Write out each line of the listing as it stands, without the images.

Records about charts and figures |
◆ ◆ ◆ ◆ ◆

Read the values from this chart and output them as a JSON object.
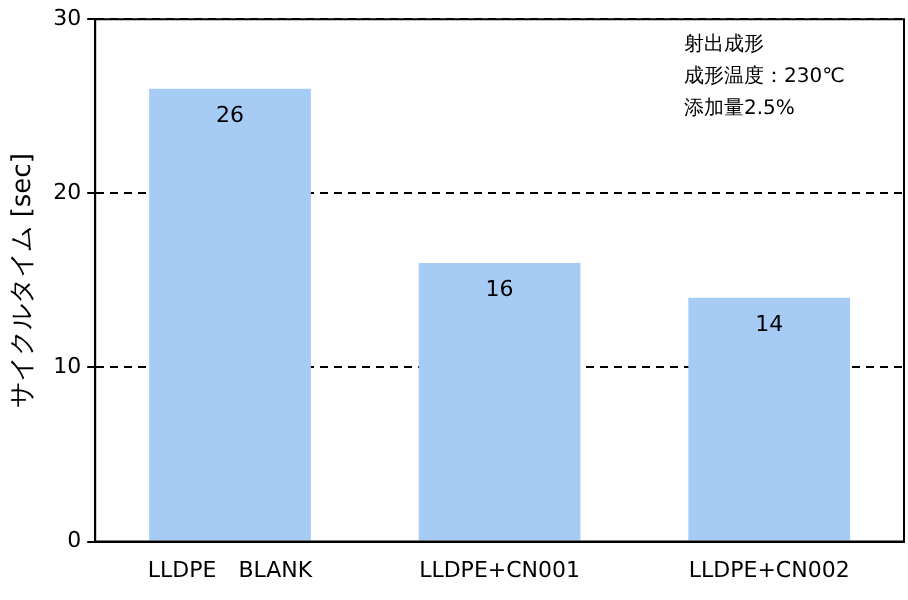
{
  "chart_data": {
    "type": "bar",
    "ylabel": "サイクルタイム [sec]",
    "categories": [
      "LLDPE　BLANK",
      "LLDPE+CN001",
      "LLDPE+CN002"
    ],
    "values": [
      26,
      16,
      14
    ],
    "color": "#a6cbf5",
    "ylim": [
      0,
      30
    ],
    "yticks": [
      0,
      10,
      20,
      30
    ],
    "grid": "y",
    "legend": false,
    "data_labels": true,
    "annotations": [
      "射出成形",
      "成形温度：230℃",
      "添加量2.5%"
    ]
  }
}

◆ ◆ ◆ ◆ ◆

Solution |
Read the values from this chart and output them as a JSON object.
{
  "chart_data": {
    "type": "bar",
    "ylabel": "サイクルタイム [sec]",
    "categories": [
      "LLDPE　BLANK",
      "LLDPE+CN001",
      "LLDPE+CN002"
    ],
    "values": [
      26,
      16,
      14
    ],
    "color": "#a6cbf5",
    "ylim": [
      0,
      30
    ],
    "yticks": [
      0,
      10,
      20,
      30
    ],
    "grid": "y",
    "legend": false,
    "data_labels": true,
    "annotations": [
      "射出成形",
      "成形温度：230℃",
      "添加量2.5%"
    ]
  }
}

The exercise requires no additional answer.